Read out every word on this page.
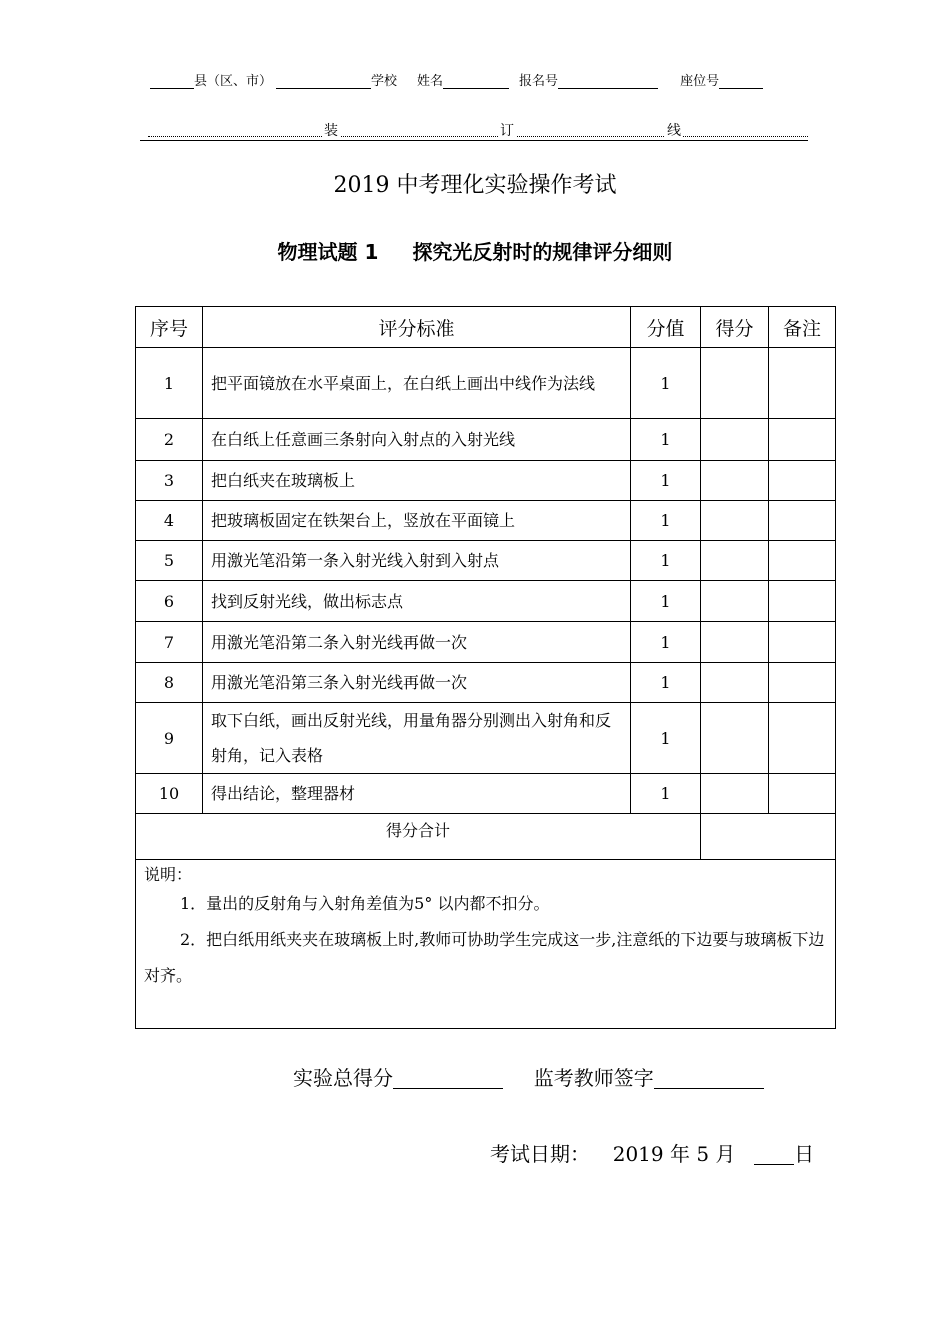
县（区、市）	学校 姓名	报名号	座位号
装	订	线
2019 中考理化实验操作考试
物理试题 1 探究光反射时的规律评分细则
序号	评分标准	分值	得分	备注
1	把平面镜放在水平桌面上，在白纸上画出中线作为法线	1		
2	在白纸上任意画三条射向入射点的入射光线	1		
3	把白纸夹在玻璃板上	1		
4	把玻璃板固定在铁架台上，竖放在平面镜上	1		
5	用激光笔沿第一条入射光线入射到入射点	1		
6	找到反射光线，做出标志点	1		
7	用激光笔沿第二条入射光线再做一次	1		
8	用激光笔沿第三条入射光线再做一次	1		
9	取下白纸，画出反射光线，用量角器分别测出入射角和反射角，记入表格	1		
10	得出结论，整理器材	1		
得分合计				

说明：
1．量出的反射角与入射角差值为5° 以内都不扣分。
2．把白纸用纸夹夹在玻璃板上时,教师可协助学生完成这一步,注意纸的下边要与玻璃板下边对齐。				
实验总得分	监考教师签字
考试日期： 2019 年 5 月	日
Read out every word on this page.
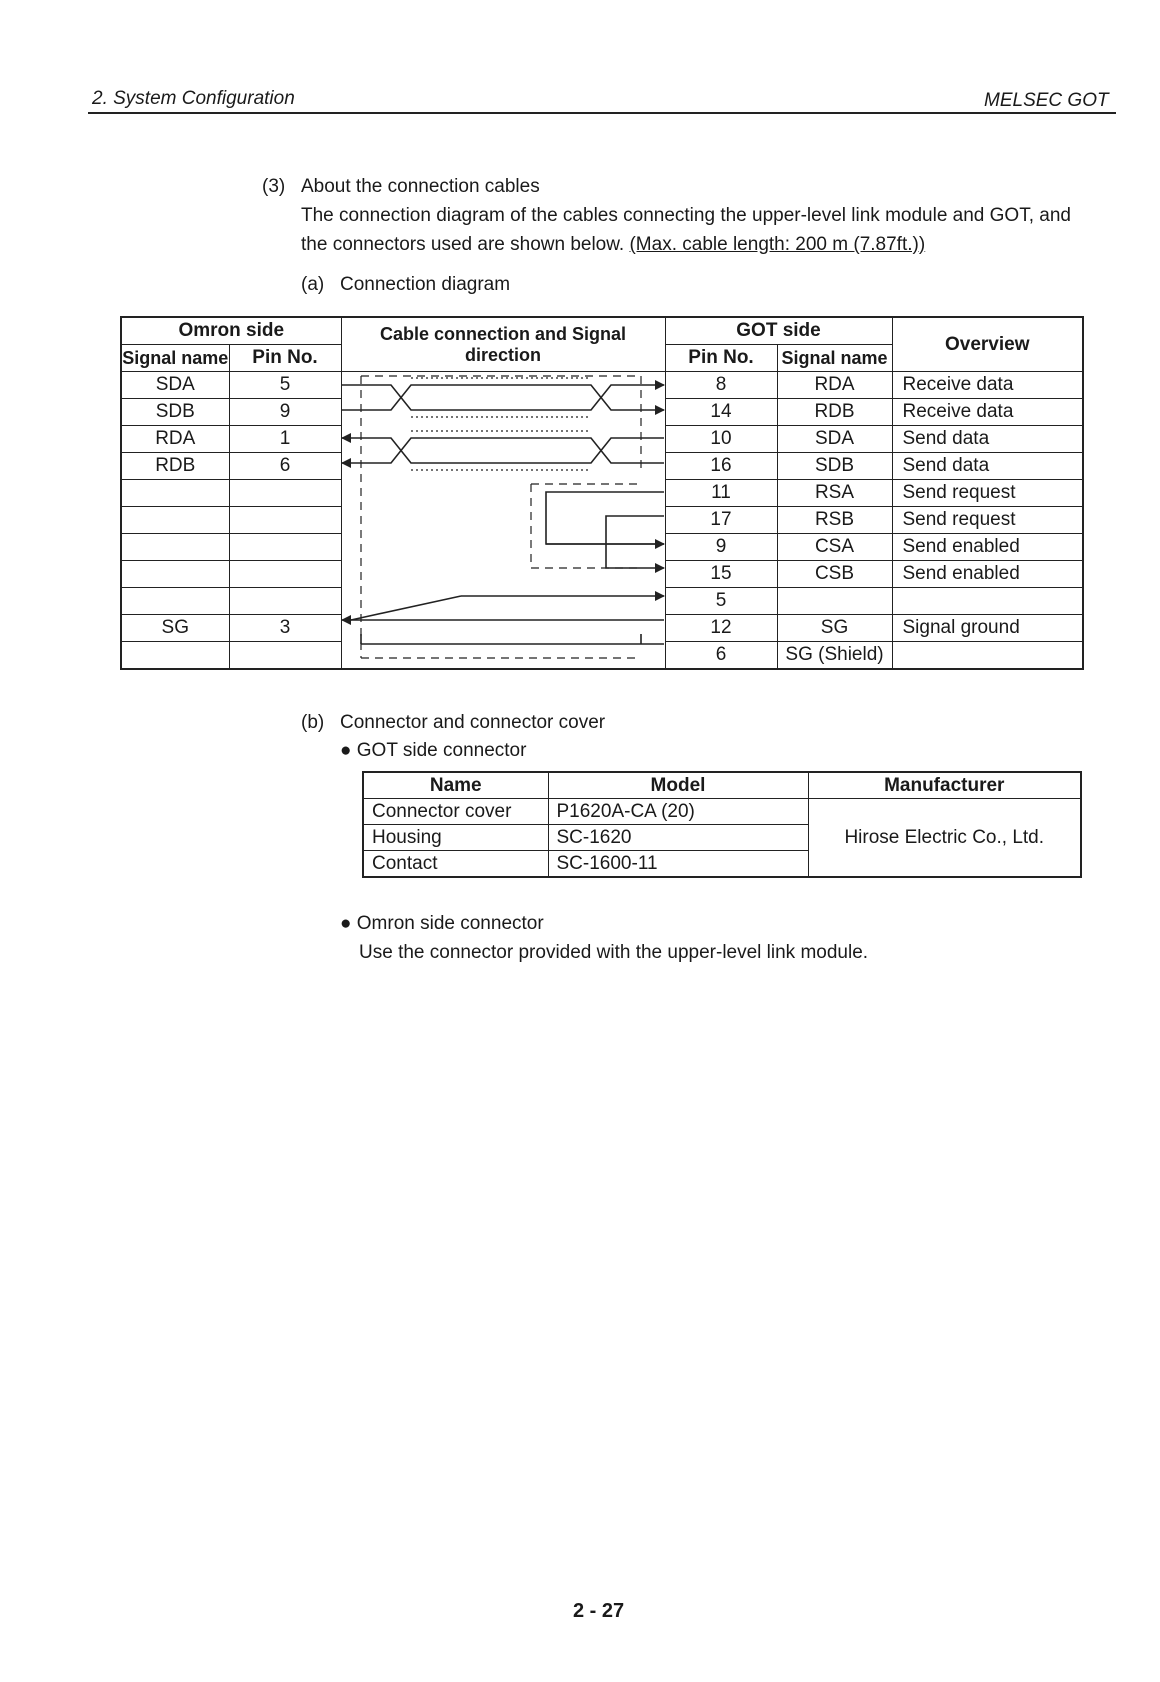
2. System Configuration	MELSEC GOT
(3) About the connection cables
The connection diagram of the cables connecting the upper-level link module and GOT, and
the connectors used are shown below. (Max. cable length: 200 m (7.87ft.))
(a) Connection diagram
Omron side		Cable connection and Signal direction	GOT side		Overview
Signal name	Pin No.		Pin No.	Signal name	
SDA	5		8	RDA	Receive data
SDB	9		14	RDB	Receive data
RDA	1		10	SDA	Send data
RDB	6		16	SDB	Send data
			11	RSA	Send request
			17	RSB	Send request
			9	CSA	Send enabled
			15	CSB	Send enabled
			5		
SG	3		12	SG	Signal ground
			6	SG (Shield)	
(b) Connector and connector cover
● GOT side connector
Name	Model	Manufacturer
Connector cover	P1620A-CA (20)	Hirose Electric Co., Ltd.
Housing	SC-1620	
Contact	SC-1600-11	
● Omron side connector
Use the connector provided with the upper-level link module.
2 - 27
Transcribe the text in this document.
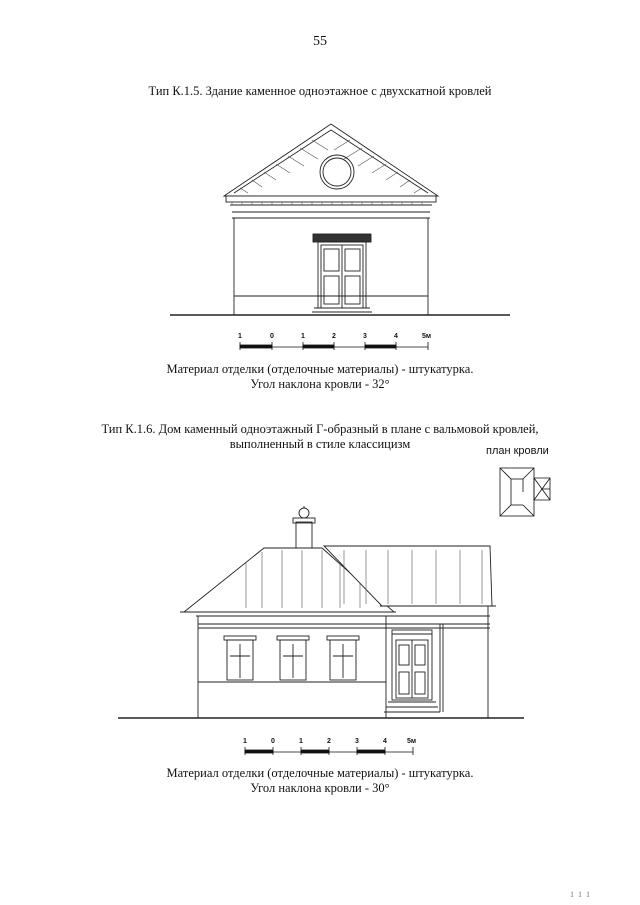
55
Тип К.1.5. Здание каменное одноэтажное с двухскатной кровлей
1	0	1	2	3	4	5м
Материал отделки (отделочные материалы) - штукатурка.
Угол наклона кровли - 32°
Тип К.1.6. Дом каменный одноэтажный Г-образный в плане с вальмовой кровлей,
выполненный в стиле классицизм	план кровли
1	0	1	2	3	4	5м
Материал отделки (отделочные материалы) - штукатурка.
Угол наклона кровли - 30°
1 1 1
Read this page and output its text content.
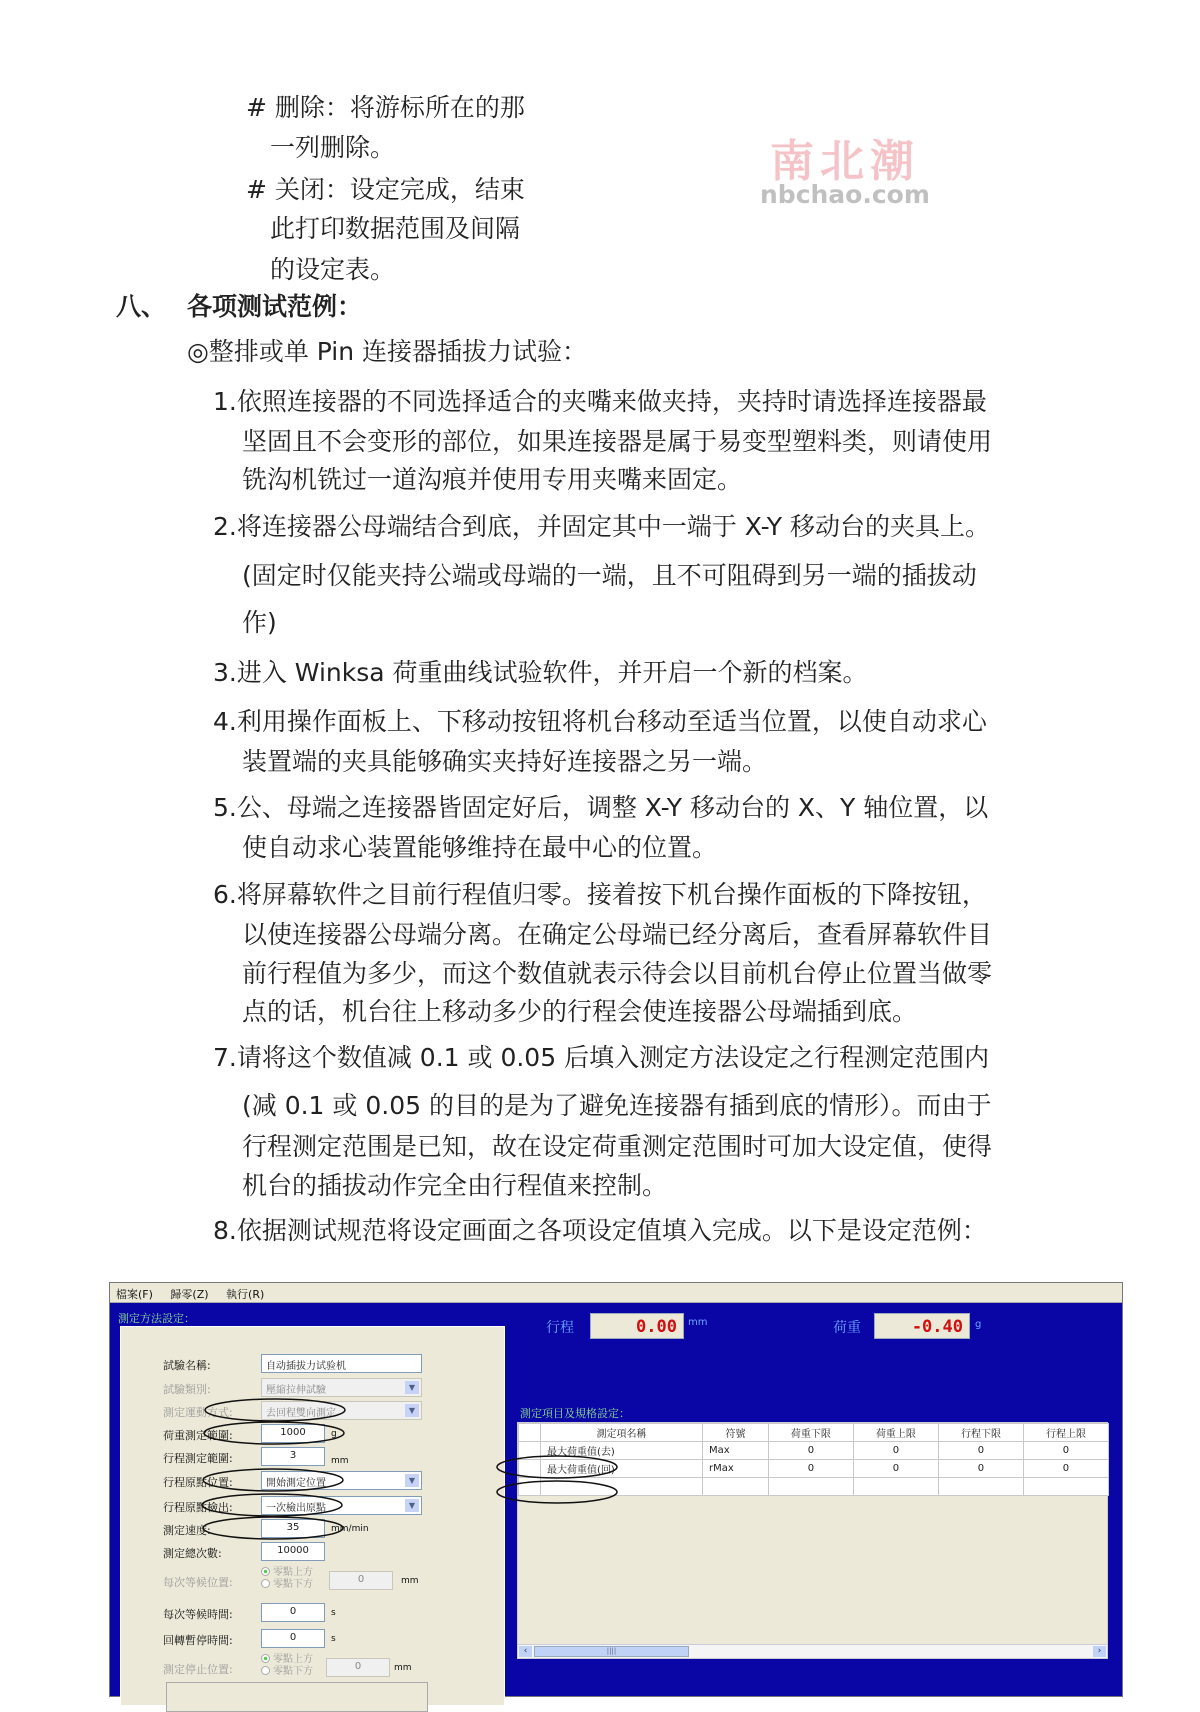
# 删除：将游标所在的那
一列删除。
# 关闭：设定完成，结束
此打印数据范围及间隔
的设定表。
八、 各项测试范例：
◎整排或单 Pin 连接器插拔力试验：
1.依照连接器的不同选择适合的夹嘴来做夹持，夹持时请选择连接器最
坚固且不会变形的部位，如果连接器是属于易变型塑料类，则请使用
铣沟机铣过一道沟痕并使用专用夹嘴来固定。
2.将连接器公母端结合到底，并固定其中一端于 X-Y 移动台的夹具上。
(固定时仅能夹持公端或母端的一端，且不可阻碍到另一端的插拔动
作)
3.进入 Winksa 荷重曲线试验软件，并开启一个新的档案。
4.利用操作面板上、下移动按钮将机台移动至适当位置，以使自动求心
装置端的夹具能够确实夹持好连接器之另一端。
5.公、母端之连接器皆固定好后，调整 X-Y 移动台的 X、Y 轴位置，以
使自动求心装置能够维持在最中心的位置。
6.将屏幕软件之目前行程值归零。接着按下机台操作面板的下降按钮，
以使连接器公母端分离。在确定公母端已经分离后，查看屏幕软件目
前行程值为多少，而这个数值就表示待会以目前机台停止位置当做零
点的话，机台往上移动多少的行程会使连接器公母端插到底。
7.请将这个数值减 0.1 或 0.05 后填入测定方法设定之行程测定范围内
(减 0.1 或 0.05 的目的是为了避免连接器有插到底的情形）。而由于
行程测定范围是已知，故在设定荷重测定范围时可加大设定值，使得
机台的插拔动作完全由行程值来控制。
8.依据测试规范将设定画面之各项设定值填入完成。以下是设定范例：
南北潮
nbchao.com
檔案(F) 歸零(Z) 執行(R)
測定方法設定：
試驗名稱:	自动插拔力试验机
試驗類別:	壓縮拉伸試驗	▼
測定運動方式:	去回程雙向測定	▼
荷重測定範圍:	1000	g
行程測定範圍:	3	mm
行程原點位置:	開始測定位置	▼
行程原點檢出:	一次檢出原點	▼
測定速度:	35	mm/min
測定總次數:	10000
每次等候位置:
零點上方
零點下方	0	mm
每次等候時間:	0	s
回轉暫停時間:	0	s
測定停止位置:
零點上方
零點下方	0	mm
行程	0.00	mm	荷重	-0.40	g
測定項目及規格設定：
	測定項名稱	符號	荷重下限	荷重上限	行程下限	行程上限
	最大荷重值(去)	Max	0	0	0	0
	最大荷重值(回)	rMax	0	0	0	0

‹	||||	›
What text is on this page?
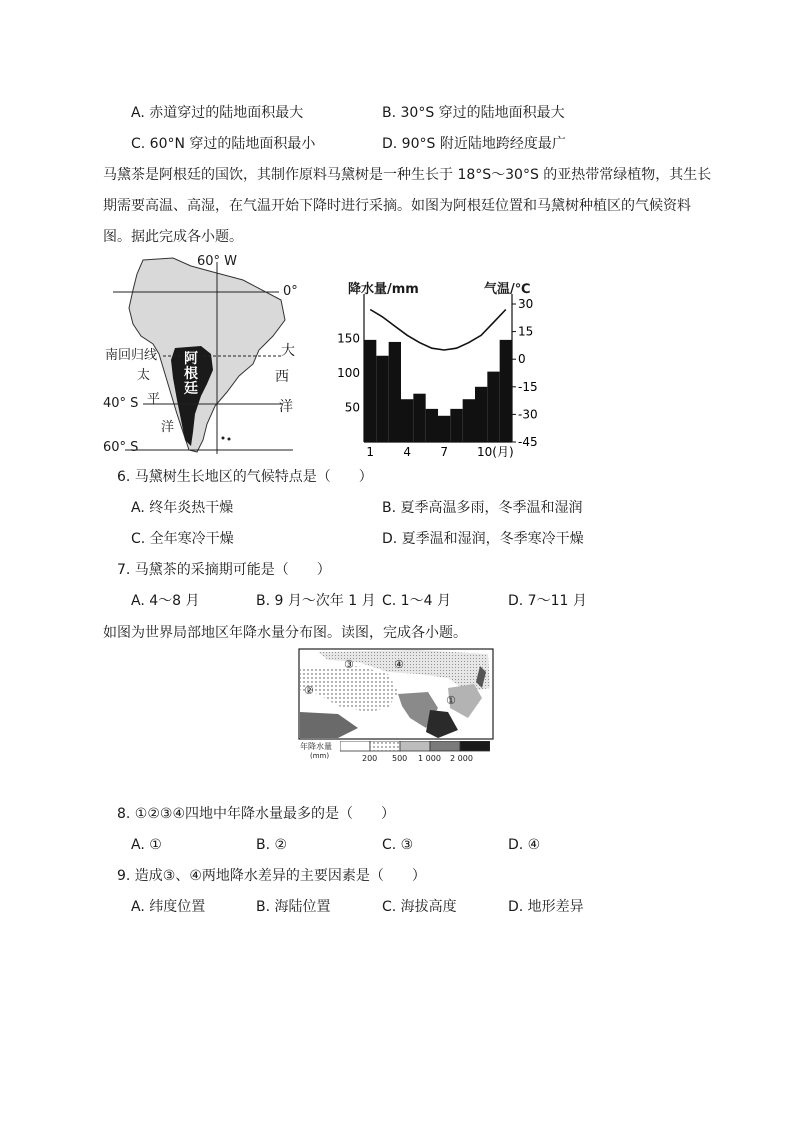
A. 赤道穿过的陆地面积最大	B. 30°S 穿过的陆地面积最大
C. 60°N 穿过的陆地面积最小	D. 90°S 附近陆地跨经度最广
马黛茶是阿根廷的国饮，其制作原料马黛树是一种生长于 18°S～30°S 的亚热带常绿植物，其生长
期需要高温、高湿，在气温开始下降时进行采摘。如图为阿根廷位置和马黛树种植区的气候资料
图。据此完成各小题。
60° W
0°
南回归线
40° S
60° S
阿根廷
大
西
洋
太
平
洋
降水量/mm	气温/℃
150
100
50
30
15
0
-15
-30
-45
1 4 7 10(月)
6. 马黛树生长地区的气候特点是（　　）
A. 终年炎热干燥	B. 夏季高温多雨，冬季温和湿润
C. 全年寒冷干燥	D. 夏季温和湿润，冬季寒冷干燥
7. 马黛茶的采摘期可能是（　　）
A. 4～8 月	B. 9 月～次年 1 月 C. 1～4 月	D. 7～11 月
如图为世界局部地区年降水量分布图。读图，完成各小题。
①
②
③	④
年降水量
(mm)	200 500 1 000 2 000
8. ①②③④四地中年降水量最多的是（　　）
A. ①	B. ②	C. ③	D. ④
9. 造成③、④两地降水差异的主要因素是（　　）
A. 纬度位置	B. 海陆位置	C. 海拔高度	D. 地形差异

------------------------

=== To be done ===
Show the lines of the records that contain the word "page".

=== Answer ===
Read out every word on this page.
Read out every word on this page.
Read this page and output its text content.
What text is on this page?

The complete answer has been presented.